→ **SHORT EXERCISE**: Give the data below again, word for word.

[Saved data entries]
★ ★ ★ ★

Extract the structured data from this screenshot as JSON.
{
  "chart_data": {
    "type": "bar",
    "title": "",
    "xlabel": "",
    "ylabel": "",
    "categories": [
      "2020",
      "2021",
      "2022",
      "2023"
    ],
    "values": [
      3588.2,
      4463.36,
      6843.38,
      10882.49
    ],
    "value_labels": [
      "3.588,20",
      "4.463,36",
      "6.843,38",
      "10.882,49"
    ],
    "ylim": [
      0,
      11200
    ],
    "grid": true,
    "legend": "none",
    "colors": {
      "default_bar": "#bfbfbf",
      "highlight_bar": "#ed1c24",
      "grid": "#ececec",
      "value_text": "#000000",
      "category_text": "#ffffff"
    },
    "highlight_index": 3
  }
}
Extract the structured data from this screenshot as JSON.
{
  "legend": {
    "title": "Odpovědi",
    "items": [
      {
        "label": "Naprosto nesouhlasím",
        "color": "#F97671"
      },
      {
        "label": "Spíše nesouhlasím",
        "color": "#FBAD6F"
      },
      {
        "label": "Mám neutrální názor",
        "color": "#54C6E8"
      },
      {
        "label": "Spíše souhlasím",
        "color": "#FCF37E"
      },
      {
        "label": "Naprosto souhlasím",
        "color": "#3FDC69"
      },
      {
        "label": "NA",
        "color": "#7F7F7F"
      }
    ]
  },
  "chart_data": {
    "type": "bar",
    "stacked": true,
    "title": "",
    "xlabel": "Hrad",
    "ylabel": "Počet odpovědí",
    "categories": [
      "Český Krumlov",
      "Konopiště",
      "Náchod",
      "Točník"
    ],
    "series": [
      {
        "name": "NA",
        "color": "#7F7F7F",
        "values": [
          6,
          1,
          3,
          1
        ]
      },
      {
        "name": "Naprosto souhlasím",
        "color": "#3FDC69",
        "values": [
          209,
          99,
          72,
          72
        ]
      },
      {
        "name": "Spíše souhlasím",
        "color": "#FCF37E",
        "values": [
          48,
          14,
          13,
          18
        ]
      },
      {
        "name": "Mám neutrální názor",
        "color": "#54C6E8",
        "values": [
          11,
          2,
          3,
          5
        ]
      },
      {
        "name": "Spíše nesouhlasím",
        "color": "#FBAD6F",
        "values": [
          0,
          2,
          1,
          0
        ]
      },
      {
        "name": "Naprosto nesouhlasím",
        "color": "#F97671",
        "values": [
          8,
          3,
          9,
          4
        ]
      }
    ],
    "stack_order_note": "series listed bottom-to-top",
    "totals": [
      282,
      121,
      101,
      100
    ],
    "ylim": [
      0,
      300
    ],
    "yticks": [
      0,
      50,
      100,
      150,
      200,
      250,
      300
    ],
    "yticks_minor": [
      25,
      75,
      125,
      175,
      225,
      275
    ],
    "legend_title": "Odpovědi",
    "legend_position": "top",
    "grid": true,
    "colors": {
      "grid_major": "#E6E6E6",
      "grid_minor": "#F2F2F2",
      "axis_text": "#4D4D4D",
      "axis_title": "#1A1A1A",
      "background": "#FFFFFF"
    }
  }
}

★ ★ ★ ★

→ **REPLY TO THE TASK**:
Extract the structured data from this screenshot as JSON.
{
  "chart_data": {
    "type": "bar",
    "title": "",
    "xlabel": "",
    "ylabel": "",
    "categories": [
      "2020",
      "2021",
      "2022",
      "2023"
    ],
    "values": [
      3588.2,
      4463.36,
      6843.38,
      10882.49
    ],
    "value_labels": [
      "3.588,20",
      "4.463,36",
      "6.843,38",
      "10.882,49"
    ],
    "ylim": [
      0,
      11200
    ],
    "grid": true,
    "legend": "none",
    "colors": {
      "default_bar": "#bfbfbf",
      "highlight_bar": "#ed1c24",
      "grid": "#ececec",
      "value_text": "#000000",
      "category_text": "#ffffff"
    },
    "highlight_index": 3
  }
}
Extract the structured data from this screenshot as JSON.
{
  "legend": {
    "title": "Odpovědi",
    "items": [
      {
        "label": "Naprosto nesouhlasím",
        "color": "#F97671"
      },
      {
        "label": "Spíše nesouhlasím",
        "color": "#FBAD6F"
      },
      {
        "label": "Mám neutrální názor",
        "color": "#54C6E8"
      },
      {
        "label": "Spíše souhlasím",
        "color": "#FCF37E"
      },
      {
        "label": "Naprosto souhlasím",
        "color": "#3FDC69"
      },
      {
        "label": "NA",
        "color": "#7F7F7F"
      }
    ]
  },
  "chart_data": {
    "type": "bar",
    "stacked": true,
    "title": "",
    "xlabel": "Hrad",
    "ylabel": "Počet odpovědí",
    "categories": [
      "Český Krumlov",
      "Konopiště",
      "Náchod",
      "Točník"
    ],
    "series": [
      {
        "name": "NA",
        "color": "#7F7F7F",
        "values": [
          6,
          1,
          3,
          1
        ]
      },
      {
        "name": "Naprosto souhlasím",
        "color": "#3FDC69",
        "values": [
          209,
          99,
          72,
          72
        ]
      },
      {
        "name": "Spíše souhlasím",
        "color": "#FCF37E",
        "values": [
          48,
          14,
          13,
          18
        ]
      },
      {
        "name": "Mám neutrální názor",
        "color": "#54C6E8",
        "values": [
          11,
          2,
          3,
          5
        ]
      },
      {
        "name": "Spíše nesouhlasím",
        "color": "#FBAD6F",
        "values": [
          0,
          2,
          1,
          0
        ]
      },
      {
        "name": "Naprosto nesouhlasím",
        "color": "#F97671",
        "values": [
          8,
          3,
          9,
          4
        ]
      }
    ],
    "stack_order_note": "series listed bottom-to-top",
    "totals": [
      282,
      121,
      101,
      100
    ],
    "ylim": [
      0,
      300
    ],
    "yticks": [
      0,
      50,
      100,
      150,
      200,
      250,
      300
    ],
    "yticks_minor": [
      25,
      75,
      125,
      175,
      225,
      275
    ],
    "legend_title": "Odpovědi",
    "legend_position": "top",
    "grid": true,
    "colors": {
      "grid_major": "#E6E6E6",
      "grid_minor": "#F2F2F2",
      "axis_text": "#4D4D4D",
      "axis_title": "#1A1A1A",
      "background": "#FFFFFF"
    }
  }
}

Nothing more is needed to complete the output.